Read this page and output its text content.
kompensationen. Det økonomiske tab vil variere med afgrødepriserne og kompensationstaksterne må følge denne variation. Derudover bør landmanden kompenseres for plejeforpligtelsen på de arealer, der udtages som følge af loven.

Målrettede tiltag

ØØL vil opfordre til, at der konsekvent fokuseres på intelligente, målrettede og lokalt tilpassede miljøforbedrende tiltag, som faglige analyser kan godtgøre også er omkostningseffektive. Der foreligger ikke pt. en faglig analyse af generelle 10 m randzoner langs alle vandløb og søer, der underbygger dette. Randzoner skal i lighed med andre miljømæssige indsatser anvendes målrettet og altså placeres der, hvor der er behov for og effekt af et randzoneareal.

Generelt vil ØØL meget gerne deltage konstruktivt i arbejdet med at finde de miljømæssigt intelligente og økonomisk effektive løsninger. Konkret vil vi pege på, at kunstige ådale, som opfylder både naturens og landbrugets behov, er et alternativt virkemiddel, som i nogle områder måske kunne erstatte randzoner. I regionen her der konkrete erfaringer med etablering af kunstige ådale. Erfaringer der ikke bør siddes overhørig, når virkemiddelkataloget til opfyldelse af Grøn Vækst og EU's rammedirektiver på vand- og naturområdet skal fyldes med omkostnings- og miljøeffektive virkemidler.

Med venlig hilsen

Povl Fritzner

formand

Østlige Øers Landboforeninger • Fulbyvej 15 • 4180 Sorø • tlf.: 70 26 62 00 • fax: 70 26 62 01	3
::::::
### Aim
The records above need to be transcribed in full. Keep every character unchanged.

### Exercise response
Read this page and output its text content.
kompensationen. Det økonomiske tab vil variere med afgrødepriserne og kompensationstaksterne må følge denne variation. Derudover bør landmanden kompenseres for plejeforpligtelsen på de arealer, der udtages som følge af loven.

Målrettede tiltag

ØØL vil opfordre til, at der konsekvent fokuseres på intelligente, målrettede og lokalt tilpassede miljøforbedrende tiltag, som faglige analyser kan godtgøre også er omkostningseffektive. Der foreligger ikke pt. en faglig analyse af generelle 10 m randzoner langs alle vandløb og søer, der underbygger dette. Randzoner skal i lighed med andre miljømæssige indsatser anvendes målrettet og altså placeres der, hvor der er behov for og effekt af et randzoneareal.

Generelt vil ØØL meget gerne deltage konstruktivt i arbejdet med at finde de miljømæssigt intelligente og økonomisk effektive løsninger. Konkret vil vi pege på, at kunstige ådale, som opfylder både naturens og landbrugets behov, er et alternativt virkemiddel, som i nogle områder måske kunne erstatte randzoner. I regionen her der konkrete erfaringer med etablering af kunstige ådale. Erfaringer der ikke bør siddes overhørig, når virkemiddelkataloget til opfyldelse af Grøn Vækst og EU's rammedirektiver på vand- og naturområdet skal fyldes med omkostnings- og miljøeffektive virkemidler.

Med venlig hilsen

Povl Fritzner

formand

Østlige Øers Landboforeninger • Fulbyvej 15 • 4180 Sorø • tlf.: 70 26 62 00 • fax: 70 26 62 01	3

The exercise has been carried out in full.